What the task asks
State how many lines of the data contain the word "amplitude", and write nothing besides the number.

Material provided
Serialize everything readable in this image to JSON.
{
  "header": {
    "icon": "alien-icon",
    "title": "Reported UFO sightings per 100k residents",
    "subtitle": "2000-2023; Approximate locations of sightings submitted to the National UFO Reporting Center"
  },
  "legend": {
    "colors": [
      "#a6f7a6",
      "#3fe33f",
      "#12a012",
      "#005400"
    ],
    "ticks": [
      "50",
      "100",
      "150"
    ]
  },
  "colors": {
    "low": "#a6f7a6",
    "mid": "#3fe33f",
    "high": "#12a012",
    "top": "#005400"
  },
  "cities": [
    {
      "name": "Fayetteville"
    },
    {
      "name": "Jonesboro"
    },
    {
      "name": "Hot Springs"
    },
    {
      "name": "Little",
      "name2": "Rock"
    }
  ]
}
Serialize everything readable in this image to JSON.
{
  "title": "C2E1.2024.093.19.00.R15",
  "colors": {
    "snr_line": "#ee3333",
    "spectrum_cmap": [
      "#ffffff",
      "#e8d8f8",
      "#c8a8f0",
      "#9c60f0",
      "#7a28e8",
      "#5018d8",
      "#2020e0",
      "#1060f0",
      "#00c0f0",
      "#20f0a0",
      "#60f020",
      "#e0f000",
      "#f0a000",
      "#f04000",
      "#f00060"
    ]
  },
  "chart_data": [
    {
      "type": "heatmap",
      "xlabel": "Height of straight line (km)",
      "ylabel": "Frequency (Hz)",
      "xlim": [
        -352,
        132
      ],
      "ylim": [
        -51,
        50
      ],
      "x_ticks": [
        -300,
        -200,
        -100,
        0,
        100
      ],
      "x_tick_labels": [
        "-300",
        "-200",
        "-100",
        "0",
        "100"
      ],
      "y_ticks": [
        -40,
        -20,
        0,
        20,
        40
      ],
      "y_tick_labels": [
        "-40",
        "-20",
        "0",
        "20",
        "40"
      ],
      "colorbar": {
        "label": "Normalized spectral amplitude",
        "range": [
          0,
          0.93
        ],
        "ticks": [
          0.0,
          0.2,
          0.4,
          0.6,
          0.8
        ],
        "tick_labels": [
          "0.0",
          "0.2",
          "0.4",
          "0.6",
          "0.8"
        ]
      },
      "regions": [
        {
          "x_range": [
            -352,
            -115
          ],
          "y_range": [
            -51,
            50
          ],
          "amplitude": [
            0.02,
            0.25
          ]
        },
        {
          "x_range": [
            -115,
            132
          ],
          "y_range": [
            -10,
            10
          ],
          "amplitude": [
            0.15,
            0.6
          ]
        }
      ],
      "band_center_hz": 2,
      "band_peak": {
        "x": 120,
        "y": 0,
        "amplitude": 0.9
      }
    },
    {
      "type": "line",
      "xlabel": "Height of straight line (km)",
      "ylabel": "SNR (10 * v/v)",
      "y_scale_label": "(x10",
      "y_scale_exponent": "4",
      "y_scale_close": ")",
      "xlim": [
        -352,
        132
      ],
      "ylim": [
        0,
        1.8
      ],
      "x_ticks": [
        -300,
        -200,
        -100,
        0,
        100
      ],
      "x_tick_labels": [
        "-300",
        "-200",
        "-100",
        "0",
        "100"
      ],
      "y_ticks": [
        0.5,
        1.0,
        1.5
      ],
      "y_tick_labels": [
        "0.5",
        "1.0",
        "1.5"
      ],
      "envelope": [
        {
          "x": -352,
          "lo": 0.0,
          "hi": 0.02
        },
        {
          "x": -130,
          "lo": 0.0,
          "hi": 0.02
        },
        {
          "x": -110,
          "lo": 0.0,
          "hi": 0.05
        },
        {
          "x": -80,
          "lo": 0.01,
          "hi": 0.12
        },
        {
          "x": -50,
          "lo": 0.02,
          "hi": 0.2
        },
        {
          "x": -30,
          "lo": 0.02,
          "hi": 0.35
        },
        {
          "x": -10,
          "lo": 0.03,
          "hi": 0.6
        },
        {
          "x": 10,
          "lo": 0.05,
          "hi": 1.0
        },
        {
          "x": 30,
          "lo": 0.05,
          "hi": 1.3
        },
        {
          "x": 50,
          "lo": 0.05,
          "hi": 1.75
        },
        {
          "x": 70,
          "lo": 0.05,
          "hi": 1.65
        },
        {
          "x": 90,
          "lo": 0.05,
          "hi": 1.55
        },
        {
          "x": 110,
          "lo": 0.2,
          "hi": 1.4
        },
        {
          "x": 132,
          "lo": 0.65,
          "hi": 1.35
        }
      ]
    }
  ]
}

Completed task
4